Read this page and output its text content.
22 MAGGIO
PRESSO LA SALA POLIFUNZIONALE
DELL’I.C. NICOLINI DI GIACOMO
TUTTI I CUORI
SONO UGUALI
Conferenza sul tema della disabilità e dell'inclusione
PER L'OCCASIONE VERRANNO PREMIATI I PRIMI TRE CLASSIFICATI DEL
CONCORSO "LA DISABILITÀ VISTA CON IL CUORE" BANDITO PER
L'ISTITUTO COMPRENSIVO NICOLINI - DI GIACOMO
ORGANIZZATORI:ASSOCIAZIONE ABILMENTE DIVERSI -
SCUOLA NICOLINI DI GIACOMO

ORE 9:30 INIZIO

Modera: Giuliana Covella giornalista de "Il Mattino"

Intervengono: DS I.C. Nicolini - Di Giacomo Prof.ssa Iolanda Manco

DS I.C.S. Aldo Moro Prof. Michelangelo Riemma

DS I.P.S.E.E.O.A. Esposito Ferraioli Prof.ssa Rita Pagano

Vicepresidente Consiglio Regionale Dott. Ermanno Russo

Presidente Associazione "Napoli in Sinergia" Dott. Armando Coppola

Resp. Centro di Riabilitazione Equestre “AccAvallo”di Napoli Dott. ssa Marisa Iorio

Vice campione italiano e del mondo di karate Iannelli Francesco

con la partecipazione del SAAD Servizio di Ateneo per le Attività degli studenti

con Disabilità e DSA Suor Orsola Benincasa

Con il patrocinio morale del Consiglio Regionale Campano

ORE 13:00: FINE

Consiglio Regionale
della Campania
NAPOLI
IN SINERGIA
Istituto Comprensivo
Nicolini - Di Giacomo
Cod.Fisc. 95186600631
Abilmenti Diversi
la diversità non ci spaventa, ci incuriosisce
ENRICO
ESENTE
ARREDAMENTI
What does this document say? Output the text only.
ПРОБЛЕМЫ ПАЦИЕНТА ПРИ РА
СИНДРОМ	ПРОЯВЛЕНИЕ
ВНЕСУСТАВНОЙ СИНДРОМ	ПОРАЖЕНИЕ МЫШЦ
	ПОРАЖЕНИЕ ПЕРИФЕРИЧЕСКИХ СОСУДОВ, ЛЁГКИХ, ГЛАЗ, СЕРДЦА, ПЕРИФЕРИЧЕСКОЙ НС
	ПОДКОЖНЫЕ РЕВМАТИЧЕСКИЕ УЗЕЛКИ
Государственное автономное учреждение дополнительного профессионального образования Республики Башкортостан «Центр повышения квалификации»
____
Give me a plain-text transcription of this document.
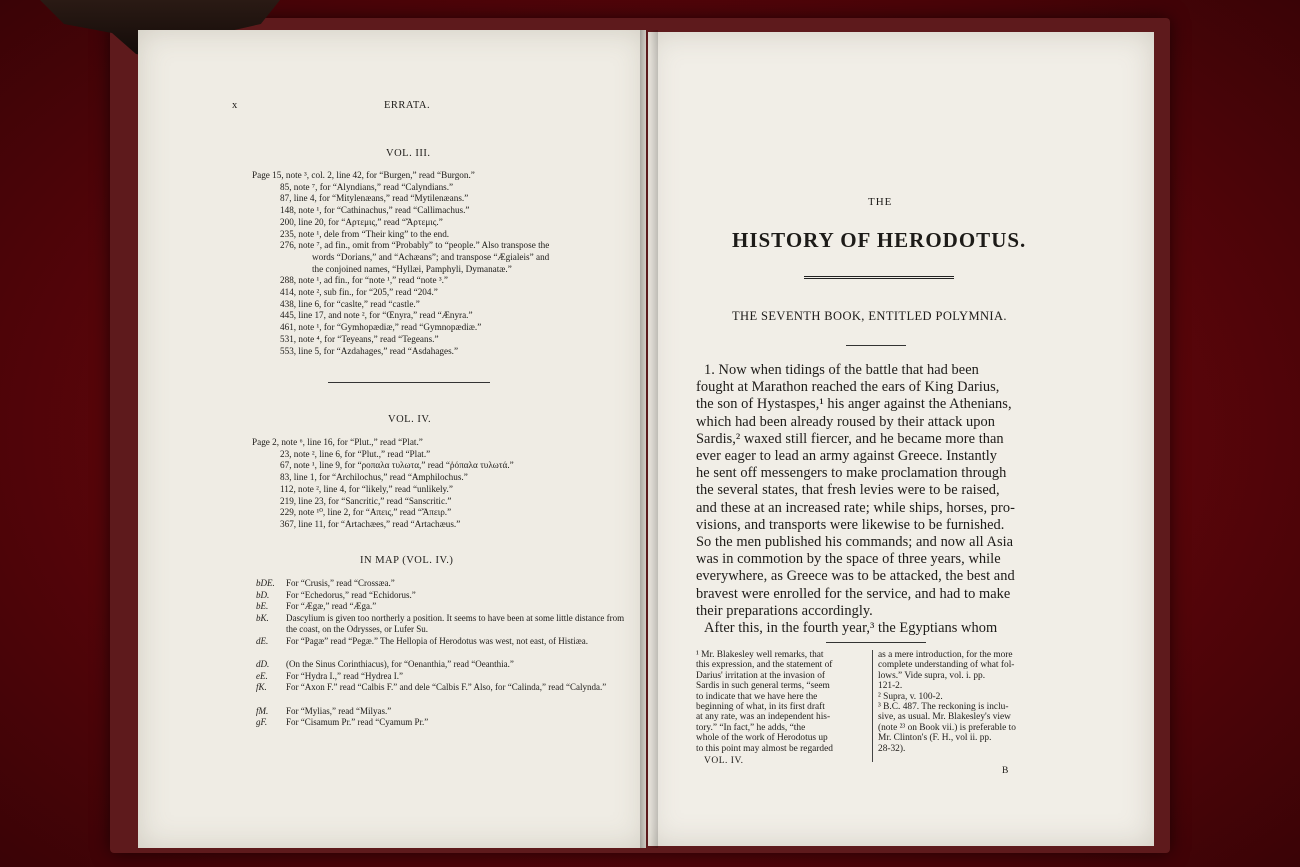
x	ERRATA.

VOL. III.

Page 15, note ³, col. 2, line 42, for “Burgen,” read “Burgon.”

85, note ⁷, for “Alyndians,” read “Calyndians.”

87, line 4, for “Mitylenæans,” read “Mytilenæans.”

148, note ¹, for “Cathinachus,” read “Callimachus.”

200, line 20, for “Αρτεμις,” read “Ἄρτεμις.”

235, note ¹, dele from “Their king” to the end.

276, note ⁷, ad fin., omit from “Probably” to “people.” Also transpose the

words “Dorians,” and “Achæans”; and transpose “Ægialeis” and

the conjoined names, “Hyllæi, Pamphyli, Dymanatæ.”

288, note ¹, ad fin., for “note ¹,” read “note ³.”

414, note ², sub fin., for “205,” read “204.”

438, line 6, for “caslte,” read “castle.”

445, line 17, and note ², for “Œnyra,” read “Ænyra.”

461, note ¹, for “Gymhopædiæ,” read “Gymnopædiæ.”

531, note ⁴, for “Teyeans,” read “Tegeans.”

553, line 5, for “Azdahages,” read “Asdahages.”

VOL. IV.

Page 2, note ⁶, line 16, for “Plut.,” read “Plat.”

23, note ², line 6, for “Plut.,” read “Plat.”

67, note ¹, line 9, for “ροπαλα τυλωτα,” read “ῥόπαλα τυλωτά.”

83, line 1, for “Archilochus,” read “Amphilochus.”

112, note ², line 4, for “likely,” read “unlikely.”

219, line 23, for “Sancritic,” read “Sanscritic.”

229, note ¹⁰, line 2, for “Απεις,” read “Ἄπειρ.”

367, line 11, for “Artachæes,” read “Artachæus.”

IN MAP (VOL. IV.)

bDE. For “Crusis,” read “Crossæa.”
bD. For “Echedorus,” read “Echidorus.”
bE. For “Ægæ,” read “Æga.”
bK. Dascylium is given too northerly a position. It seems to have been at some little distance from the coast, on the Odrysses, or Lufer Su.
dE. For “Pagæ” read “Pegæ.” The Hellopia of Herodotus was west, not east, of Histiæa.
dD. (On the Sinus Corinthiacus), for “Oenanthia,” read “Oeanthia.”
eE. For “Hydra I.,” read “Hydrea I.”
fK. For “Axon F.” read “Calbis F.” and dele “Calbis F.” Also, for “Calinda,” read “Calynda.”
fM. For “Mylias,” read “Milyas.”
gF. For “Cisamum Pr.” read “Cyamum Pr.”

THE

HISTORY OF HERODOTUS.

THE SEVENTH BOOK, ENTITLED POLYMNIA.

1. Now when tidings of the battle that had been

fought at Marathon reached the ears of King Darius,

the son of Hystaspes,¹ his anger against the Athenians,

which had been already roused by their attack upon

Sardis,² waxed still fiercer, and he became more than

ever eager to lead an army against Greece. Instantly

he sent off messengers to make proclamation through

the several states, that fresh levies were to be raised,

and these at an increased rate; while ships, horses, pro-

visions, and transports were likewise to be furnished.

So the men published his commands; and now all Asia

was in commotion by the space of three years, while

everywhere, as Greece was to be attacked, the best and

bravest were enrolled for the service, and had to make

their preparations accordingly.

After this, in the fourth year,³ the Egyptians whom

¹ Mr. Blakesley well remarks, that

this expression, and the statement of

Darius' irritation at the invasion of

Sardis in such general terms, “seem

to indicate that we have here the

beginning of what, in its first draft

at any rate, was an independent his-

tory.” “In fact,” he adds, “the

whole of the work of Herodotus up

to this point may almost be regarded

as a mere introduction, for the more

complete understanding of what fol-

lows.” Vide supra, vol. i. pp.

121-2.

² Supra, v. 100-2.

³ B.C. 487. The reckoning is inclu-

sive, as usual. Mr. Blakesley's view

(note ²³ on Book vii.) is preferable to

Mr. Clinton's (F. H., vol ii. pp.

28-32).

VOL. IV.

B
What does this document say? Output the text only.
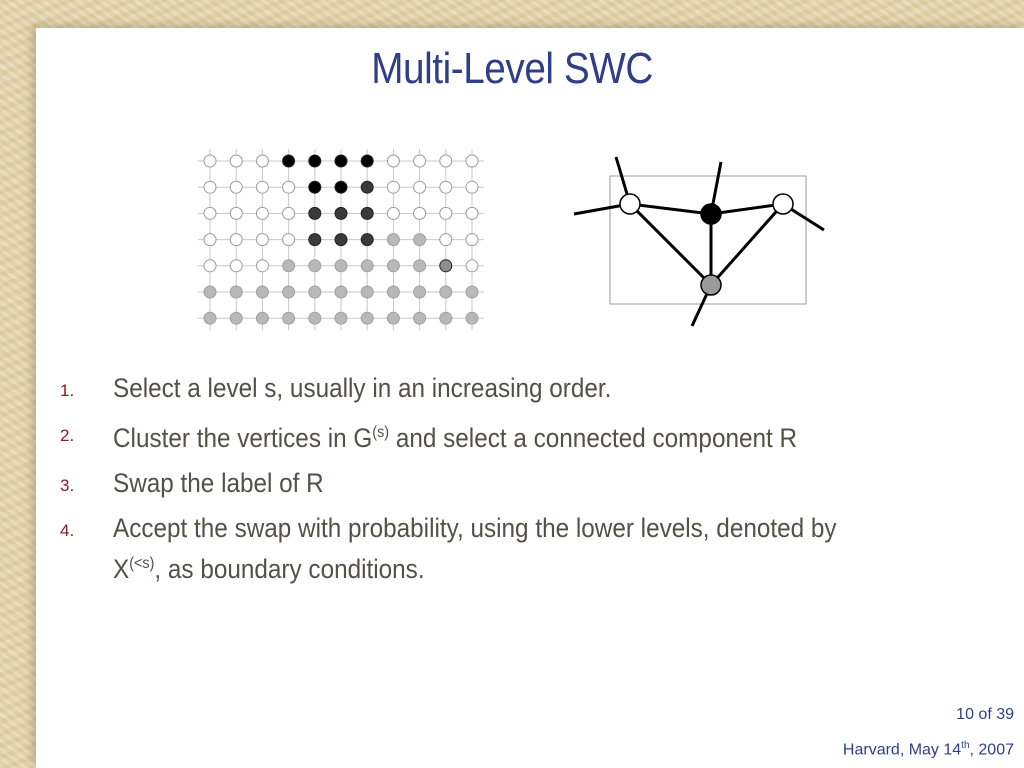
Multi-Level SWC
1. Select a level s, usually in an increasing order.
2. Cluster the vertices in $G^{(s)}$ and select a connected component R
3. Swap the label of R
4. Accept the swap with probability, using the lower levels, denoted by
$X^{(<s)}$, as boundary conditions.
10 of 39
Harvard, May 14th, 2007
____
■ **What the task requires**:
Pull out every line above that holds the word "Sardis".

■ **Task answer**:
Sardis,² waxed still fiercer, and he became more than
Sardis in such general terms, “seem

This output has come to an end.